### AIM OF THE TASK
In the records below, find each line with the word "uncertain" and copy it.

[Items listed in a dataset]
++++++++++++++++++++

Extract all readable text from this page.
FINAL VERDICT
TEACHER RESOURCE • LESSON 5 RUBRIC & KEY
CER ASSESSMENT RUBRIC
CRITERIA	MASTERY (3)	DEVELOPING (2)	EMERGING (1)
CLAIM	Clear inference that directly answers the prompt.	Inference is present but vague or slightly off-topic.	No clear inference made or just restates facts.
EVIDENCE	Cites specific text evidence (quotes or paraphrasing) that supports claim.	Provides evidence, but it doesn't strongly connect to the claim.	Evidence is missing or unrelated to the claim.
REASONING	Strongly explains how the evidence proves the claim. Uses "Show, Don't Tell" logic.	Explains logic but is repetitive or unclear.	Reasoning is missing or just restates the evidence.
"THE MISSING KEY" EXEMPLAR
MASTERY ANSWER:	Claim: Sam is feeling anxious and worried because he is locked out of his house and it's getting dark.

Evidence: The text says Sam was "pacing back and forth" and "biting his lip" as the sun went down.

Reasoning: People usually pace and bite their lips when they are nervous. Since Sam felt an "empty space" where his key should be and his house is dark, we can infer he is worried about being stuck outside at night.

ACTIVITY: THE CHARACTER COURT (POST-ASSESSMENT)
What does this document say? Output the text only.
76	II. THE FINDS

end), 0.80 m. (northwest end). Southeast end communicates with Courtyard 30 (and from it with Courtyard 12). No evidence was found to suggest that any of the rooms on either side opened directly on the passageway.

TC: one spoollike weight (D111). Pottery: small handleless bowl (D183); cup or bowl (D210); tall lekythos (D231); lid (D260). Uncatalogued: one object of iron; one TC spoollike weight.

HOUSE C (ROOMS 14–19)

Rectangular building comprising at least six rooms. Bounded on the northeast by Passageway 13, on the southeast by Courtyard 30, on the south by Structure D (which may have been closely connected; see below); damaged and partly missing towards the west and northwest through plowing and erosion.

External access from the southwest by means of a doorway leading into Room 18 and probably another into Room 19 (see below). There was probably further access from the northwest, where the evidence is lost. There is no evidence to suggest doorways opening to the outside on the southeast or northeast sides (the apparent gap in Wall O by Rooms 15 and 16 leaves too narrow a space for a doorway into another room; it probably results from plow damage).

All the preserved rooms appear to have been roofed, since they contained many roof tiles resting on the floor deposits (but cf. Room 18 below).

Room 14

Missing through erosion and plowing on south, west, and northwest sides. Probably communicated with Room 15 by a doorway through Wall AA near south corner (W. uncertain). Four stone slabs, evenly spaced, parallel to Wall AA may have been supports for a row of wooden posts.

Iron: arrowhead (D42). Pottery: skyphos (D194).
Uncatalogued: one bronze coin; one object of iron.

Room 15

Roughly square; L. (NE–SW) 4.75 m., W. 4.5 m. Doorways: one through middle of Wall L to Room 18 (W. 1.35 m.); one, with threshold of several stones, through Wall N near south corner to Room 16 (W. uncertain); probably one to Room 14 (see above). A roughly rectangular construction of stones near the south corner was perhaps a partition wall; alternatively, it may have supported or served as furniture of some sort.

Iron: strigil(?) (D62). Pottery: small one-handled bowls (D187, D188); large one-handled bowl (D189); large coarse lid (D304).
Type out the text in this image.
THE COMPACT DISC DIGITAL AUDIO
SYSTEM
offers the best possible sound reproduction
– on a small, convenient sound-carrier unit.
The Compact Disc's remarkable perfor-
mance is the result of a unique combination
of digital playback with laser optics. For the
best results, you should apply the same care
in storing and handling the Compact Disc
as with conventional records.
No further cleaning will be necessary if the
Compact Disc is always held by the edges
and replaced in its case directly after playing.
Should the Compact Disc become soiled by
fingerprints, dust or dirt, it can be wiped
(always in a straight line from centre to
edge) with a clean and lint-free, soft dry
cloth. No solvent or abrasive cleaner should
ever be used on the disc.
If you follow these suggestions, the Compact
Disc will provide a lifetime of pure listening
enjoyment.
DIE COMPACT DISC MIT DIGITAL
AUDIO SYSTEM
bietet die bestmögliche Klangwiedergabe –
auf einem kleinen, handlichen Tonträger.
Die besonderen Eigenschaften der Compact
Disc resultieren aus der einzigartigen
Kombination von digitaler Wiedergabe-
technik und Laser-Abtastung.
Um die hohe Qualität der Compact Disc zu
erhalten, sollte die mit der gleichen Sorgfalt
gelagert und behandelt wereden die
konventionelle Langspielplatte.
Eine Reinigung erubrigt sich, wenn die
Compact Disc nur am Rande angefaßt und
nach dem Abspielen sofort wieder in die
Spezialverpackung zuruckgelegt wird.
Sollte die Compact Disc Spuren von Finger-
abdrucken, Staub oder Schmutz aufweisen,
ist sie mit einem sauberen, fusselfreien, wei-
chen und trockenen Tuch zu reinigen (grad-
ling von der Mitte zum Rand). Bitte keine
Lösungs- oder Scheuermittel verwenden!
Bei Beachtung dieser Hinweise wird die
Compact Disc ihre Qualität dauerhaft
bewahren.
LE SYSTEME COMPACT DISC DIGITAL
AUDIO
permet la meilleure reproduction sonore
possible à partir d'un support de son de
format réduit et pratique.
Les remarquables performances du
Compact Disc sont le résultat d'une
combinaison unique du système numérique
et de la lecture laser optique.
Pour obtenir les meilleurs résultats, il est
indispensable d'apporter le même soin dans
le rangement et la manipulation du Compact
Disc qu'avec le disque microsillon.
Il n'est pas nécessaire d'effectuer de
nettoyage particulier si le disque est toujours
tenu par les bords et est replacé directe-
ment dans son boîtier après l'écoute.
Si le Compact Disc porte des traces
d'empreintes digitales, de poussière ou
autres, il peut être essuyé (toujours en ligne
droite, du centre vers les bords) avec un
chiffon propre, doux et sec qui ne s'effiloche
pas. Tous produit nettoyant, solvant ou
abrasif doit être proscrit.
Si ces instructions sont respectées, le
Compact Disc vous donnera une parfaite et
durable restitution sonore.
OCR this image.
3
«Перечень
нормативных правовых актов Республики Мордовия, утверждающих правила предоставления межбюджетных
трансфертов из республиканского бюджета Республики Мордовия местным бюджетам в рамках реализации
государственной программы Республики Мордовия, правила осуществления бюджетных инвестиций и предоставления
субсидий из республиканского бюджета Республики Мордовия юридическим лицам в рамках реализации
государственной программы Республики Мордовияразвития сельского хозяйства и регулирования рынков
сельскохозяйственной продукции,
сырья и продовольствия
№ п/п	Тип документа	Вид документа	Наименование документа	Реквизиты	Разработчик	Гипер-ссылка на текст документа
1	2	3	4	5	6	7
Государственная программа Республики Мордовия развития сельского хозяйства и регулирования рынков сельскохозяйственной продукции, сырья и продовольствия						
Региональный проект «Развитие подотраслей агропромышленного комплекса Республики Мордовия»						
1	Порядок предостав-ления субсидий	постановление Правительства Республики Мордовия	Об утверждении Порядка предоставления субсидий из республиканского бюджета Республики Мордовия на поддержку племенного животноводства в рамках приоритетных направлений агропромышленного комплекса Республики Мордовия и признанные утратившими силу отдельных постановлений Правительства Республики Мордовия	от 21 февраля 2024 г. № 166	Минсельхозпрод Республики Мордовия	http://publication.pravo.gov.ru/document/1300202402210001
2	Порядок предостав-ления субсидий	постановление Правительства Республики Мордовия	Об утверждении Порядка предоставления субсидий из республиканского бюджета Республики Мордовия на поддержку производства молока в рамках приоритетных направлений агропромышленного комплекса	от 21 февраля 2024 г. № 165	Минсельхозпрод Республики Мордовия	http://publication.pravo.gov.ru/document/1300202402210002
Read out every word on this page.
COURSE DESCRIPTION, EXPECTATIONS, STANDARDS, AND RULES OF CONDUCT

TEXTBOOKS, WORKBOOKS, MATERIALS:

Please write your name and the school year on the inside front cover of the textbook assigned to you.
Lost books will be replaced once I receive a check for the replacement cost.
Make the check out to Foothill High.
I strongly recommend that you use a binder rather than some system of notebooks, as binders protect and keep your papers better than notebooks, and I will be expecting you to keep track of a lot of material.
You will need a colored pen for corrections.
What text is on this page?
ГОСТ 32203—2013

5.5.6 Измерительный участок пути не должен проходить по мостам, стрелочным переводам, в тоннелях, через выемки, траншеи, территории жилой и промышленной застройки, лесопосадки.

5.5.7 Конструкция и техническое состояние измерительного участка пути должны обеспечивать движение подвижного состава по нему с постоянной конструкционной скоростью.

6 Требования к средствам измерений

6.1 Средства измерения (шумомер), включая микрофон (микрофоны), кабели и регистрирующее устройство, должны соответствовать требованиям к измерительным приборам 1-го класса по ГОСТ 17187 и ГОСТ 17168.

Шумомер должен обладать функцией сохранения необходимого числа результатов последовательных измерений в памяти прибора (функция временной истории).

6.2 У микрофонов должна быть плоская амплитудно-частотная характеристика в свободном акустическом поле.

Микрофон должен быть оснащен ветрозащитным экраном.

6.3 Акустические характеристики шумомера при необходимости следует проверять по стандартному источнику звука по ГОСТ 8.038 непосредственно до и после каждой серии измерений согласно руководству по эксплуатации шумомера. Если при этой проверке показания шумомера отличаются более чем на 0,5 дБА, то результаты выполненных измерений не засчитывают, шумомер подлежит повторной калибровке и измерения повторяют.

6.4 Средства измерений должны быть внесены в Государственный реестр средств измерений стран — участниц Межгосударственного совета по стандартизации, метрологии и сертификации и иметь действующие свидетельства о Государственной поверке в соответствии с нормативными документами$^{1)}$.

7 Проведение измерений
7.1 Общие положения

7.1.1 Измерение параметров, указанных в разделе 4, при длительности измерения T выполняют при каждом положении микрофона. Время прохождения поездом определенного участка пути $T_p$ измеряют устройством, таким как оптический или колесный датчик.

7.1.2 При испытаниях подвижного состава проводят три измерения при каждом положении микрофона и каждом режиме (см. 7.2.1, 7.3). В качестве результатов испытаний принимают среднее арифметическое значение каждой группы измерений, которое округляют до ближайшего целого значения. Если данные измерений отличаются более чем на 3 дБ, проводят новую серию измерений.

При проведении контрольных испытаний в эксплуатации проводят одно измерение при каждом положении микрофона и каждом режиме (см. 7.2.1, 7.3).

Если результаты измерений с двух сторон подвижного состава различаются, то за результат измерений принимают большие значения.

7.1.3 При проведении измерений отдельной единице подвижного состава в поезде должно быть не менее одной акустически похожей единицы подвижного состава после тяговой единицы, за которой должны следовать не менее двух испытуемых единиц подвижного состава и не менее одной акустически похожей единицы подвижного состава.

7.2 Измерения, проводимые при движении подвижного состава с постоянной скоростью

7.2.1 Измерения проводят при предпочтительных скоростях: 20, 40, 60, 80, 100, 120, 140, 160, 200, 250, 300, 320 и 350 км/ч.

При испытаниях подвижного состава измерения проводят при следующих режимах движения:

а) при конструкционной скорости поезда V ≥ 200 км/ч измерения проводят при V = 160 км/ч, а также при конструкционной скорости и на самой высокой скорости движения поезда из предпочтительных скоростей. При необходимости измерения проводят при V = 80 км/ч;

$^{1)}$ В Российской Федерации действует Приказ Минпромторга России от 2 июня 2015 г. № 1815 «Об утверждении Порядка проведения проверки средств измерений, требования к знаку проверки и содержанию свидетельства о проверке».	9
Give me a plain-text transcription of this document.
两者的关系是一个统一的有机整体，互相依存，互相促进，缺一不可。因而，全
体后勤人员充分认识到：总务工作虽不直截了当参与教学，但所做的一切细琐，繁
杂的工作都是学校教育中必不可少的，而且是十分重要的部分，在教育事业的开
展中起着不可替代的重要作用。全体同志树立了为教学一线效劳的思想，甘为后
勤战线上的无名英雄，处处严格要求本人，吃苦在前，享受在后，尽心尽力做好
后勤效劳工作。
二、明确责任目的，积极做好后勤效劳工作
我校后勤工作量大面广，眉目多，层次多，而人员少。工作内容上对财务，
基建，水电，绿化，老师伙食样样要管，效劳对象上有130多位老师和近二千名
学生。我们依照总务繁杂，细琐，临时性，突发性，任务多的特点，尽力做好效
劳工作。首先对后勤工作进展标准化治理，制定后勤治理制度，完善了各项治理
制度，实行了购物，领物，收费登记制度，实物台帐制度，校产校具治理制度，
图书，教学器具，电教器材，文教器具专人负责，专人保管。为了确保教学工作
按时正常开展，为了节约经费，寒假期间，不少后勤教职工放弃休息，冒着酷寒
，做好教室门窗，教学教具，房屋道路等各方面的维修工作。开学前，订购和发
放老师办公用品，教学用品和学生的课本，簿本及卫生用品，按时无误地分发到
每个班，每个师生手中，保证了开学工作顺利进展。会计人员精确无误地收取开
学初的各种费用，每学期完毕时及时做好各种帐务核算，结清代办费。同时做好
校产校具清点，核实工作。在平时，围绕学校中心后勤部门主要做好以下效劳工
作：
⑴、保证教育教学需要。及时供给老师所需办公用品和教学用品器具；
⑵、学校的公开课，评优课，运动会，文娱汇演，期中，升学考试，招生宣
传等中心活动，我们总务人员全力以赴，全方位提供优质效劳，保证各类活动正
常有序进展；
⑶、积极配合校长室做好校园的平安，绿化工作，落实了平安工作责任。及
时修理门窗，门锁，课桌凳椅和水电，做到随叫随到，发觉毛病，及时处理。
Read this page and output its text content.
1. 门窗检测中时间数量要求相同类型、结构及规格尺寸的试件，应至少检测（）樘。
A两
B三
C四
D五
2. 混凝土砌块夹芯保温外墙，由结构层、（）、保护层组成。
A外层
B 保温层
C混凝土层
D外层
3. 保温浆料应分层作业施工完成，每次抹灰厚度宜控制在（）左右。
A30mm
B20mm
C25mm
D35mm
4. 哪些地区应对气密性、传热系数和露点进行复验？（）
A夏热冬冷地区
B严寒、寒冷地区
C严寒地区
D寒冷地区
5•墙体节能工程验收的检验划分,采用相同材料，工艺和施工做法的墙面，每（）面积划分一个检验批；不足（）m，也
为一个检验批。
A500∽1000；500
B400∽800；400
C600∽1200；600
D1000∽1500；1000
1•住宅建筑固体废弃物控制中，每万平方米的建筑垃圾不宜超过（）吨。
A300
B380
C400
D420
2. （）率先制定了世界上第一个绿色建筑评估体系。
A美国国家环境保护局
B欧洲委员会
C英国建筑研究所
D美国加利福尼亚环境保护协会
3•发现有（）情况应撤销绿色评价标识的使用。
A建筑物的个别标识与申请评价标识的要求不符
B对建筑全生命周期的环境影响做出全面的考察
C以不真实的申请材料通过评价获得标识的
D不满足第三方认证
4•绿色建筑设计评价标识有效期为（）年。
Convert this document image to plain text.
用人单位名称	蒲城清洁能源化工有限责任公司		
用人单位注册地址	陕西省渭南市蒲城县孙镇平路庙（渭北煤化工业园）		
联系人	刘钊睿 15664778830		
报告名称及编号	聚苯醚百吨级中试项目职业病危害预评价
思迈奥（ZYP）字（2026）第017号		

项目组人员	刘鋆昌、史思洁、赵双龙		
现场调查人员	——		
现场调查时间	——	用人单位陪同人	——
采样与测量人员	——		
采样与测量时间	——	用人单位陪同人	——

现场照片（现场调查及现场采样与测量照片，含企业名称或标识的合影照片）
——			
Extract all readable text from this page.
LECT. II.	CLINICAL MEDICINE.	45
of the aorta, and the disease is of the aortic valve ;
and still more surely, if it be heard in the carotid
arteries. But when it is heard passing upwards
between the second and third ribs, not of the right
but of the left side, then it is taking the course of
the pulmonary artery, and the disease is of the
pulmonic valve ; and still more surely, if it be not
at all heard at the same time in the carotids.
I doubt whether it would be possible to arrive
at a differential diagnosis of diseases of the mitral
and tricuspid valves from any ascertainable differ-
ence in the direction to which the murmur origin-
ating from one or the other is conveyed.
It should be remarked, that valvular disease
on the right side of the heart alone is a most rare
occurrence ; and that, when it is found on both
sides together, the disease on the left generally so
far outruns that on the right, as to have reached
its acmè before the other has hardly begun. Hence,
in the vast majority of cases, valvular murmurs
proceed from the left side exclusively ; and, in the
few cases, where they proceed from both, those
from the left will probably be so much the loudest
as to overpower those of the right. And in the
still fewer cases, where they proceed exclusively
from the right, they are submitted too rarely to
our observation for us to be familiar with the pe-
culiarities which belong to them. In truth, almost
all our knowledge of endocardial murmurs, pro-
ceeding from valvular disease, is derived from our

++++++++++++++++++++

### FULL RESPONSE
Missing through erosion and plowing on south, west, and northwest sides. Probably communicated with Room 15 by a doorway through Wall AA near south corner (W. uncertain). Four stone slabs, evenly spaced, parallel to Wall AA may have been supports for a row of wooden posts.
Roughly square; L. (NE–SW) 4.75 m., W. 4.5 m. Doorways: one through middle of Wall L to Room 18 (W. 1.35 m.); one, with threshold of several stones, through Wall N near south corner to Room 16 (W. uncertain); probably one to Room 14 (see above). A roughly rectangular construction of stones near the south corner was perhaps a partition wall; alternatively, it may have supported or served as furniture of some sort.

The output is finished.